##### Excerpted records #####

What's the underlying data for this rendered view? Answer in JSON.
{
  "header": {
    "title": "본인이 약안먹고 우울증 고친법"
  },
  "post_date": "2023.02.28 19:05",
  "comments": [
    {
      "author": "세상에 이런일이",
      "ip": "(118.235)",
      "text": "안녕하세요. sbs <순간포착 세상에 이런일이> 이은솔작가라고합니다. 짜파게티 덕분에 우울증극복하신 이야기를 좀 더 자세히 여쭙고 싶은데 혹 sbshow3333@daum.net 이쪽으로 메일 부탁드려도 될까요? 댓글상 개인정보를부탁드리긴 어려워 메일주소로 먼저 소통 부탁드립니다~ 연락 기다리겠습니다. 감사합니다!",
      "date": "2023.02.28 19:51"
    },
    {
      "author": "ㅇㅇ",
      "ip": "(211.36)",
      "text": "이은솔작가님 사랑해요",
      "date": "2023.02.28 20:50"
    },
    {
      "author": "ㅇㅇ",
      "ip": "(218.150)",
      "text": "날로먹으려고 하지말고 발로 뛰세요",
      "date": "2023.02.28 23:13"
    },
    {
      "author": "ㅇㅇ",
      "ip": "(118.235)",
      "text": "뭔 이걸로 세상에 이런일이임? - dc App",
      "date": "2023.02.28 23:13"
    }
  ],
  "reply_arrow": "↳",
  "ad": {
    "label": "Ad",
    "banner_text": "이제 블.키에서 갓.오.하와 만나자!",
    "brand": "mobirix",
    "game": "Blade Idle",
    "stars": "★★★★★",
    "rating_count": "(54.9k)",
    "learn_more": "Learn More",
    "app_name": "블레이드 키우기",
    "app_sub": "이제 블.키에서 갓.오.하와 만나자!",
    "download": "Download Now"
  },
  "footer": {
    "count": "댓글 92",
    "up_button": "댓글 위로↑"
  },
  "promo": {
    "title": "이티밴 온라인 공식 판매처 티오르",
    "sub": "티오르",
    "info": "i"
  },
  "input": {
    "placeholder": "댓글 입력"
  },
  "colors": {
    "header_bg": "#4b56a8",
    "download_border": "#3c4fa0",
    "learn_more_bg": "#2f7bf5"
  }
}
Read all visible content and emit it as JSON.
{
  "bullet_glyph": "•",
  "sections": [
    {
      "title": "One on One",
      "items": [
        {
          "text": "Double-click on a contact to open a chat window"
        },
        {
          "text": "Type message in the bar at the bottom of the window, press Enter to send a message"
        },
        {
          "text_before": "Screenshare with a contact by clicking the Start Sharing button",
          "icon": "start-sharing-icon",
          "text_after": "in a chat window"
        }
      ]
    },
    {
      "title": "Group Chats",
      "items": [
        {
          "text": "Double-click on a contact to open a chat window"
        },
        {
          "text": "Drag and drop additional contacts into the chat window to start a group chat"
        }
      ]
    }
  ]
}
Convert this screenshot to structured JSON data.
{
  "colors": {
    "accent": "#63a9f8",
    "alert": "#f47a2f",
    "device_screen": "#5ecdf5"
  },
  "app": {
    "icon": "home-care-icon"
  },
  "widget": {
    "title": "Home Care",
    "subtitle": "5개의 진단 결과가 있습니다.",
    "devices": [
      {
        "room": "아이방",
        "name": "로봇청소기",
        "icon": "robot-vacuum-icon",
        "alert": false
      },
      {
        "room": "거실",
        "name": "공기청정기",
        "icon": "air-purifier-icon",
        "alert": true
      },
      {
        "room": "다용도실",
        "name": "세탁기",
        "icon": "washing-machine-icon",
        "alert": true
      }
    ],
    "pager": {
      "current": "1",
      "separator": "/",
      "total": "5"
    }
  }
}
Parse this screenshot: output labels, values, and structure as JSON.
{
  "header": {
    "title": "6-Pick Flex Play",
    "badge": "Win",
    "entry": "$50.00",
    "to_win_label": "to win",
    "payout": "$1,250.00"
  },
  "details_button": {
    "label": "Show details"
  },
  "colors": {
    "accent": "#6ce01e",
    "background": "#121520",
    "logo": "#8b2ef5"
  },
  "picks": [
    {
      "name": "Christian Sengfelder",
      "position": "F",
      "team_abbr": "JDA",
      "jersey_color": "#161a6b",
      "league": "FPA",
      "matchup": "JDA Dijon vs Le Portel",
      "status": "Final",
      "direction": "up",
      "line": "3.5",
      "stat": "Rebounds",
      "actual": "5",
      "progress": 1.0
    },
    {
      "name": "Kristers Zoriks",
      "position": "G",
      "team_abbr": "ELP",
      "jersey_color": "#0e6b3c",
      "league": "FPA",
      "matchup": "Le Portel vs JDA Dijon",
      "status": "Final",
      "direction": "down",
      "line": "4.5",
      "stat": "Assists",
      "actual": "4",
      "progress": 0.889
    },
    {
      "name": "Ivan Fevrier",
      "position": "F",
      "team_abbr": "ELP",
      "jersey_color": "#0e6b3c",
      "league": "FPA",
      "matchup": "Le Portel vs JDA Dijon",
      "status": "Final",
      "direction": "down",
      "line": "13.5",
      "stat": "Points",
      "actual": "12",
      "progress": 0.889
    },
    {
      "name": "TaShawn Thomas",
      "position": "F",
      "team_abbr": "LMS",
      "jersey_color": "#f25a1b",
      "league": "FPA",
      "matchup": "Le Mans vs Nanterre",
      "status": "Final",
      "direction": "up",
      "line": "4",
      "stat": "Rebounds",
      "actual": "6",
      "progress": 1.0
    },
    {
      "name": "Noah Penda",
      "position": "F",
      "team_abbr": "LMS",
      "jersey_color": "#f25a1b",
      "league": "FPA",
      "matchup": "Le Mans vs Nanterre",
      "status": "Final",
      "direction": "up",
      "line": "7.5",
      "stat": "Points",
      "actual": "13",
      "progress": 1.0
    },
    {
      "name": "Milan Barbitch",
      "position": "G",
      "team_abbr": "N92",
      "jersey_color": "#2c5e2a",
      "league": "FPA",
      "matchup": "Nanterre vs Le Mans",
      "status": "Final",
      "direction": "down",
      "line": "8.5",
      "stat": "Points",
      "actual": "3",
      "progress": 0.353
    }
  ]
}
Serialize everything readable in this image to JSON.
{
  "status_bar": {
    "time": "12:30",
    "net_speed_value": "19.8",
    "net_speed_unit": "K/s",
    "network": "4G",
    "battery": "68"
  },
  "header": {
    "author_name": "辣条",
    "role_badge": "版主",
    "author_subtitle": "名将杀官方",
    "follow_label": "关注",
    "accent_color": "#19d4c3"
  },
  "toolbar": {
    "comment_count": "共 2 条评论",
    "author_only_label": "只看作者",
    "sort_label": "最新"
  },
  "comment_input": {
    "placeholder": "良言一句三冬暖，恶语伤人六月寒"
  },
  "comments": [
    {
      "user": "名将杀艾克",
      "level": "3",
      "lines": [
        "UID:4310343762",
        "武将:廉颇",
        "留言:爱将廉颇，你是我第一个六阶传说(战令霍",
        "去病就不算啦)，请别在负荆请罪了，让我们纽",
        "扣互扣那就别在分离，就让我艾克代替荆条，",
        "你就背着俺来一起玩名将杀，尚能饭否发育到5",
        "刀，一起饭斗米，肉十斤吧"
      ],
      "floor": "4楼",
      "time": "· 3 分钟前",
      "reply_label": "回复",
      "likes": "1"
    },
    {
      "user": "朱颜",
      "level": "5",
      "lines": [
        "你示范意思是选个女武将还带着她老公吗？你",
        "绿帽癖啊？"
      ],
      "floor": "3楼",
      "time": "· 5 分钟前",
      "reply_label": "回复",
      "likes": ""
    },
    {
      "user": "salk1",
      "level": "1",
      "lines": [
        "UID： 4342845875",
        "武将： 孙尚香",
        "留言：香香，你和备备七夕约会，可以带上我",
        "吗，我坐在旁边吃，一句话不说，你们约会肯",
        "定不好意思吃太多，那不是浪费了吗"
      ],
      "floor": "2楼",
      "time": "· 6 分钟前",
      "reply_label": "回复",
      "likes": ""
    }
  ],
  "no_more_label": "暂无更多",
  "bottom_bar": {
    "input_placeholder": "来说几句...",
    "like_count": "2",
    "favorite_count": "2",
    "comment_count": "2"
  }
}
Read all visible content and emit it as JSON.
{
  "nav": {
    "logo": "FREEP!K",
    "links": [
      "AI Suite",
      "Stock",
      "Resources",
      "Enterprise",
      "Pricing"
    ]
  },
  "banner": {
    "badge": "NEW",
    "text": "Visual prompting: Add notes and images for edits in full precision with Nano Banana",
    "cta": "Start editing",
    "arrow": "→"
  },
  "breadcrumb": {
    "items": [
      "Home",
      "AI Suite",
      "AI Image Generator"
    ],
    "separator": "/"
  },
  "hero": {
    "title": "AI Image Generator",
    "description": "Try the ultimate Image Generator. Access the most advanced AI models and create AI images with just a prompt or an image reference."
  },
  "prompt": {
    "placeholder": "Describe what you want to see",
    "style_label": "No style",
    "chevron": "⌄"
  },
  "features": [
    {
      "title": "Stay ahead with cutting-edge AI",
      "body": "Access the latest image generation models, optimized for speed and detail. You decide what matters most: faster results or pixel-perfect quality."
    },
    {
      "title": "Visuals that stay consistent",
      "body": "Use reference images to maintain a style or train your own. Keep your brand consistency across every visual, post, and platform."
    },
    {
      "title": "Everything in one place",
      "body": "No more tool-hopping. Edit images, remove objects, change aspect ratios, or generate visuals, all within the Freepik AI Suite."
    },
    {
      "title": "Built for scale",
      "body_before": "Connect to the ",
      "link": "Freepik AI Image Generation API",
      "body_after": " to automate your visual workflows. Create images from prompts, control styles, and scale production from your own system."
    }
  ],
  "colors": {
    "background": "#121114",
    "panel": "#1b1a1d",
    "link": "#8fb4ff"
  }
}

#####

**What to work on**
Extract all lines from the data in which "JSON" is found.

**Exercise solution**
What's the underlying data for this rendered view? Answer in JSON.
Read all visible content and emit it as JSON.
Convert this screenshot to structured JSON data.
Parse this screenshot: output labels, values, and structure as JSON.
Serialize everything readable in this image to JSON.
Read all visible content and emit it as JSON.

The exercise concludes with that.